Yesterday, 52 percent did.
Time is on the side of gay marriage advocates. It'll happen in 2012 (or in two years if the anti-gay folks overplay their hand and try to have the 18,000 legal marriages performed this year erased).
With 63 percent of voters under 30 opposing a ban on gay marriage, it's just a matter of time.

Posted by: rhody at November 5, 2008 10:48 PM

Maybe yes, maybe no, but young people mature, and if you allow for the possibility that consideration and good intentions can lead one to conclude that marriage is and ought to remain a relationship between a man and a woman, then you have to allow for the possibility that even today's indoctrinated young can have their minds' changed.

Posted by: Justin Katz at November 6, 2008 5:43 AM

Actually, in a strange twist of fate for the redefinition crowd, Obama's presidency probably led to the passage of this bill as most African Americans in California voted in favor of the ban. Latinos and whites were split.

Throw in your random-Democrat and this proposition would have likely failed b/c African Americans would have stayed home.

But this definitely was a huge, huge win for marriage. Huge! I was almost in tears about it as the last several years I've become almost resigned to the notion that marriage we mean something different to my children and grandchildren.

But as state after state continues to support marriage, I'm encouraged that the Supreme Court may also do so as well.

It will be intriguing to see over the next four years who leaves the court and who Obama appoints to the Court. That may very well turn the tide either way.

Posted by: donroach at November 6, 2008 6:33 AM

A large percentage of African-Americans who turned out for Obama and a lot of Latinos(many of whom are leaving Catholicism for Pentecostal/Evangelical churches)are socially conservative when the issue of homosexual rights comes up.
━━━
▶ _What is asked_: Can you transcribe the comment thread on the gay marriage ban vote above, word for word and in full?
━━━
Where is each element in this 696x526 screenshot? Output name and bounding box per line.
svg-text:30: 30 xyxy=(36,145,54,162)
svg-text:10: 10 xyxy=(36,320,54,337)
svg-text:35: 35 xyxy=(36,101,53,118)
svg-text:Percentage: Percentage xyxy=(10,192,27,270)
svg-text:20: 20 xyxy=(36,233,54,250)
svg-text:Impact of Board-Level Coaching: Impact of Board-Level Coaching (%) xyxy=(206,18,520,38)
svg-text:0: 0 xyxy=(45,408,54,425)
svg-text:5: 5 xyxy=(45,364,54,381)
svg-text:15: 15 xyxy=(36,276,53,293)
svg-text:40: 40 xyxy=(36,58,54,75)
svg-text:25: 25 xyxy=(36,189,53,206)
━━━
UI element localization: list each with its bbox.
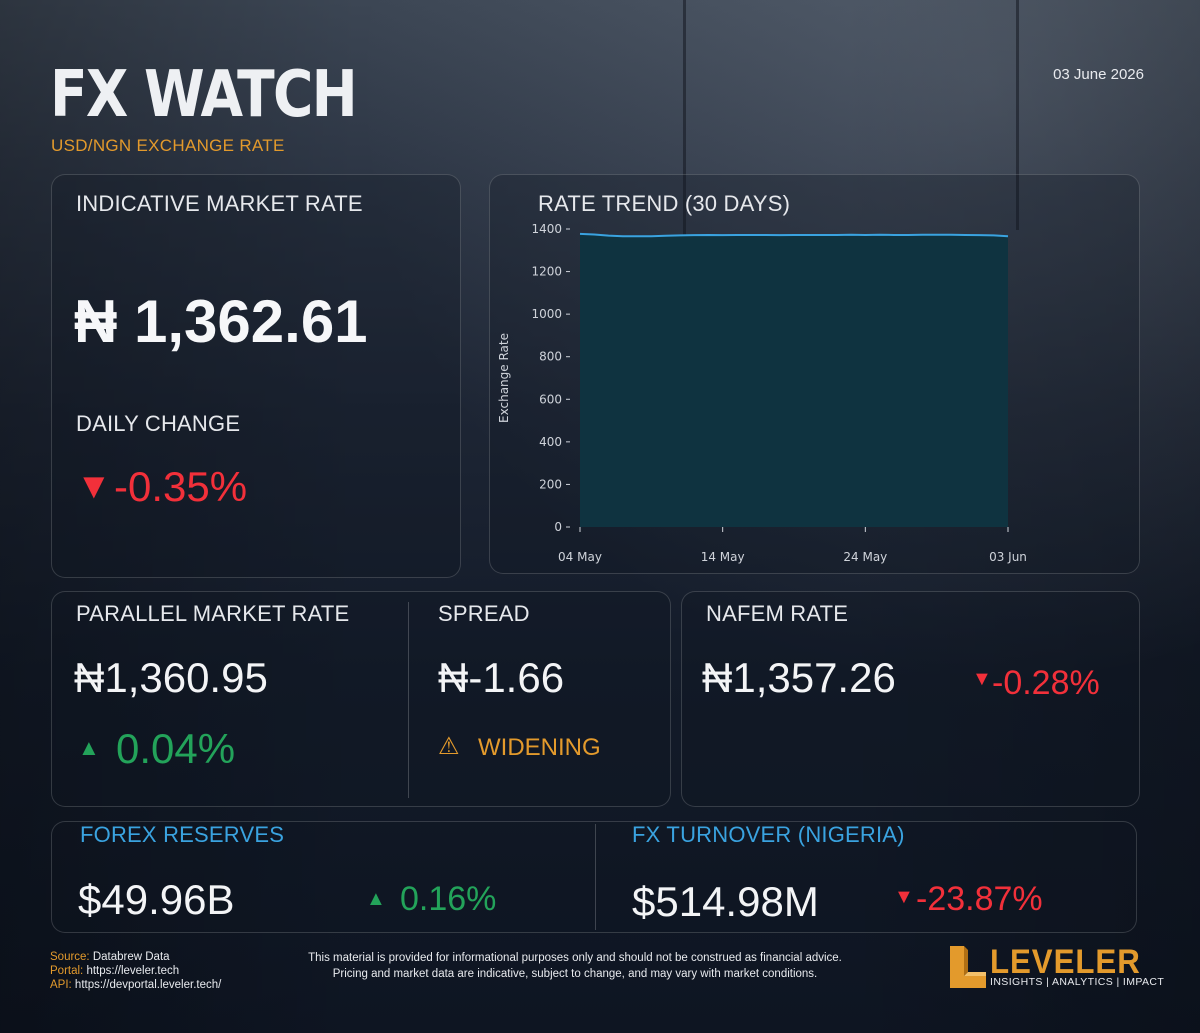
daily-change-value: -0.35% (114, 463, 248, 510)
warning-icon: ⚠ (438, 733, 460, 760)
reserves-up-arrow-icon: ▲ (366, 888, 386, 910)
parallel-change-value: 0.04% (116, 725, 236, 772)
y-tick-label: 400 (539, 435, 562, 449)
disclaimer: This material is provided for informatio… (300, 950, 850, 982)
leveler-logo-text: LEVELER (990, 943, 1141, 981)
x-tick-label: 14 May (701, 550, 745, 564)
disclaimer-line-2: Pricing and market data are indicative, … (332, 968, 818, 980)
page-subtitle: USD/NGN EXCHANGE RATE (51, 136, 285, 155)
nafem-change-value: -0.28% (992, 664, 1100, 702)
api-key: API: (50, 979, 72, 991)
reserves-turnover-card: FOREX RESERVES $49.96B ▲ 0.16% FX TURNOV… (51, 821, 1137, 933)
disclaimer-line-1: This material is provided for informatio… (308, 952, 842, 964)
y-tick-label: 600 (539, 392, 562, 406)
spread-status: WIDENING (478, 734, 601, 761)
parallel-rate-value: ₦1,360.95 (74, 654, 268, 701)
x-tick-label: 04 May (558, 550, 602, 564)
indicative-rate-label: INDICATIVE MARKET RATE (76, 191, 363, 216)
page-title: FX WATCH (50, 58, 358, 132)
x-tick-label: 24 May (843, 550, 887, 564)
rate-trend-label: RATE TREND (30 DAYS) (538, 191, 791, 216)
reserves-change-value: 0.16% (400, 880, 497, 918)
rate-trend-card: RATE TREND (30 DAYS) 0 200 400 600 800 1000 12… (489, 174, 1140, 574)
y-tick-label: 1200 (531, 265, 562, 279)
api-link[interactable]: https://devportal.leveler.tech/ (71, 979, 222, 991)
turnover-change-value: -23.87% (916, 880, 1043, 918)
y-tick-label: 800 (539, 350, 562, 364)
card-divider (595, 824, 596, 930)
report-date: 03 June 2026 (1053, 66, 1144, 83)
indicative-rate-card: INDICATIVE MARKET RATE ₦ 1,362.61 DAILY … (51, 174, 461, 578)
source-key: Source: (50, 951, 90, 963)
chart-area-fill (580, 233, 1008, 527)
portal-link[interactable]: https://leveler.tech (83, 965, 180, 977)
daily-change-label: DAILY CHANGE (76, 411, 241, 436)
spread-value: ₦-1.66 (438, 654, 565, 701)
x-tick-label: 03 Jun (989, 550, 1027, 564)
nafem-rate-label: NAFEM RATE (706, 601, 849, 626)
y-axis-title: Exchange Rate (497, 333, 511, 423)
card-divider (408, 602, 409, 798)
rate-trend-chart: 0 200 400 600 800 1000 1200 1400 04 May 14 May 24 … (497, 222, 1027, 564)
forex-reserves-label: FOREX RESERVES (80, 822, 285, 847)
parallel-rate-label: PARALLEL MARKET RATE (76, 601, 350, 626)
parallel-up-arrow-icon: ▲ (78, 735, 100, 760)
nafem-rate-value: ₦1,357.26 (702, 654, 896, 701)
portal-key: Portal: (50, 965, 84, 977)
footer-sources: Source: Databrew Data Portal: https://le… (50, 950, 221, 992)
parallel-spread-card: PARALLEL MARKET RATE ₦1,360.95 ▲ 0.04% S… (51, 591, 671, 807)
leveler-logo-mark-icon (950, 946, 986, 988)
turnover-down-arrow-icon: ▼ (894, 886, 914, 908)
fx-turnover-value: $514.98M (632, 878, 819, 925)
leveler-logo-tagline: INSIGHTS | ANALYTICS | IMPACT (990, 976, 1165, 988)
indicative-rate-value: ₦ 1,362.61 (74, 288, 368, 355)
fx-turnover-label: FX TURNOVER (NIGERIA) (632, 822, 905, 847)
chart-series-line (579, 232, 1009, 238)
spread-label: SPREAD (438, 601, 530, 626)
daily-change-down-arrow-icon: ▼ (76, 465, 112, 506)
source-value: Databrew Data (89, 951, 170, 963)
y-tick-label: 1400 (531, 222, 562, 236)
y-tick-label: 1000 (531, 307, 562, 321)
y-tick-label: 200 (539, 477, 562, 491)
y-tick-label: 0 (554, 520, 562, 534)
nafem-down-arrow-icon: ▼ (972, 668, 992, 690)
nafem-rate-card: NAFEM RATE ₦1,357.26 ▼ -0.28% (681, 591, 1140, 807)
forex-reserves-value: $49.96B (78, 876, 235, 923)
━━━
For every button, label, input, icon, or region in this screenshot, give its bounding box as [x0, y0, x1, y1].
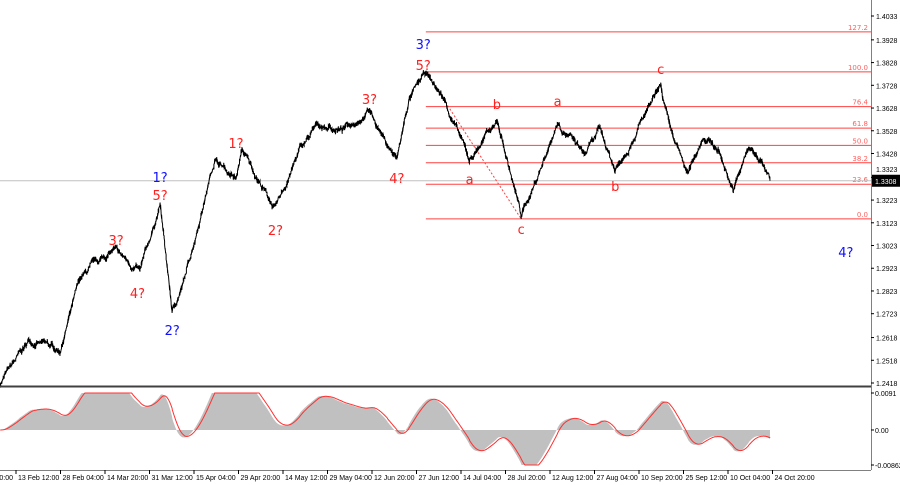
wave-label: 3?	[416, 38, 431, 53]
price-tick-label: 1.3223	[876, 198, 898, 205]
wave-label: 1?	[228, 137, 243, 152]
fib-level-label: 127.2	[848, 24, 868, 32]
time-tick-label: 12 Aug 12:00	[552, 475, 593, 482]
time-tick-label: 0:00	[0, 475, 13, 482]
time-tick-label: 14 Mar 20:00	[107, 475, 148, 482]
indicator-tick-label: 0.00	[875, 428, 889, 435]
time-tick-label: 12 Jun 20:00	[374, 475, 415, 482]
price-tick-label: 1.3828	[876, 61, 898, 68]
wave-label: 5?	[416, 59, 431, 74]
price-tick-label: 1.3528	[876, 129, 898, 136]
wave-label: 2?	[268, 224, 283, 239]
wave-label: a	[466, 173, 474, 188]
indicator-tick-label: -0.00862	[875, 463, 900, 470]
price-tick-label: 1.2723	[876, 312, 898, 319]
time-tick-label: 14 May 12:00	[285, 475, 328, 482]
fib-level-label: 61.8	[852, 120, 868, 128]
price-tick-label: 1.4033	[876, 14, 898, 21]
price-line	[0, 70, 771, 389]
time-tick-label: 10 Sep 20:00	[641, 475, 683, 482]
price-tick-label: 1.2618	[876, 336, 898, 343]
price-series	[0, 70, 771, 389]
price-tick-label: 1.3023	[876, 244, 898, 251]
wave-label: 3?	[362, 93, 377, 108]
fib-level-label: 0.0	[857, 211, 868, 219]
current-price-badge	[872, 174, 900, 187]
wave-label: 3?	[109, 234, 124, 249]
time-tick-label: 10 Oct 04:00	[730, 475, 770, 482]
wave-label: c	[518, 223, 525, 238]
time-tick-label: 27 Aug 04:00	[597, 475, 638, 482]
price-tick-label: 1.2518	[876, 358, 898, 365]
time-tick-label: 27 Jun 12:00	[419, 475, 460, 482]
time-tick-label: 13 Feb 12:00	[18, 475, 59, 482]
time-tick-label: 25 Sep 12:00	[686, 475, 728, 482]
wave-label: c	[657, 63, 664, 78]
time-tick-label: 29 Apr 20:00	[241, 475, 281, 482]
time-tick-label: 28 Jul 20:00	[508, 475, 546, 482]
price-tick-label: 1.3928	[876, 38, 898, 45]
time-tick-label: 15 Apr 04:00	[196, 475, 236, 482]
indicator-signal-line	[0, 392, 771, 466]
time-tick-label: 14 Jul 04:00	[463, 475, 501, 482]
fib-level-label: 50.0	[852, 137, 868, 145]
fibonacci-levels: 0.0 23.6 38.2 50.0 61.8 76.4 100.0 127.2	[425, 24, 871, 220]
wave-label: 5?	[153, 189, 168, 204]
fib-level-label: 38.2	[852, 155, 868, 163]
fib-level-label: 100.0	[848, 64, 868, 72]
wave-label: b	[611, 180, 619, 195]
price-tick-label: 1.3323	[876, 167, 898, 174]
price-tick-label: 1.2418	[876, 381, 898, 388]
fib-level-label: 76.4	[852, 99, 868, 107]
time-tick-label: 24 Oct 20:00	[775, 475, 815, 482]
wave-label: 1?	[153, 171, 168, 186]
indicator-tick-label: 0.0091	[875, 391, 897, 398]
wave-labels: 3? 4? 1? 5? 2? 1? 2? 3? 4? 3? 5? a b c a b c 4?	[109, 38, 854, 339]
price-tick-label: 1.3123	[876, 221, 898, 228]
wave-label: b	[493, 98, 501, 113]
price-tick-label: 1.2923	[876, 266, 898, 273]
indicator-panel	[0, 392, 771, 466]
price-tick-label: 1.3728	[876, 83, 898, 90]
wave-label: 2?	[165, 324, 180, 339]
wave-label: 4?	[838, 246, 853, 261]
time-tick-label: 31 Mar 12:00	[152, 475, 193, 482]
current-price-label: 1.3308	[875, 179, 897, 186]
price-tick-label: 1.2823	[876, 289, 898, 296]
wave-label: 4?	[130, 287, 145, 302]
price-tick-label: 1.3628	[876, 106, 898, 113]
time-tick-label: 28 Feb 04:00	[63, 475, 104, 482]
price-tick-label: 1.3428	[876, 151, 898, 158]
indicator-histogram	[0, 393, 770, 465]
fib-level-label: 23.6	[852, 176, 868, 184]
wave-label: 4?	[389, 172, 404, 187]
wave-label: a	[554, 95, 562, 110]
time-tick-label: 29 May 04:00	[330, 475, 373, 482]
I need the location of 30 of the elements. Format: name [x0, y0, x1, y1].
━━━
▶ _Complete response_:
Yesterday, 52 percent did.
Time is on the side of gay marriage advocates. It'll happen in 2012 (or in two years if the anti-gay folks overplay their hand and try to have the 18,000 legal marriages performed this year erased).
With 63 percent of voters under 30 opposing a ban on gay marriage, it's just a matter of time.

Posted by: rhody at November 5, 2008 10:48 PM

Maybe yes, maybe no, but young people mature, and if you allow for the possibility that consideration and good intentions can lead one to conclude that marriage is and ought to remain a relationship between a man and a woman, then you have to allow for the possibility that even today's indoctrinated young can have their minds' changed.

Posted by: Justin Katz at November 6, 2008 5:43 AM

Actually, in a strange twist of fate for the redefinition crowd, Obama's presidency probably led to the passage of this bill as most African Americans in California voted in favor of the ban. Latinos and whites were split.

Throw in your random-Democrat and this proposition would have likely failed b/c African Americans would have stayed home.

But this definitely was a huge, huge win for marriage. Huge! I was almost in tears about it as the last several years I've become almost resigned to the notion that marriage we mean something different to my children and grandchildren.

But as state after state continues to support marriage, I'm encouraged that the Supreme Court may also do so as well.

It will be intriguing to see over the next four years who leaves the court and who Obama appoints to the Court. That may very well turn the tide either way.

Posted by: donroach at November 6, 2008 6:33 AM

A large percentage of African-Americans who turned out for Obama and a lot of Latinos(many of whom are leaving Catholicism for Pentecostal/Evangelical churches)are socially conservative when the issue of homosexual rights comes up.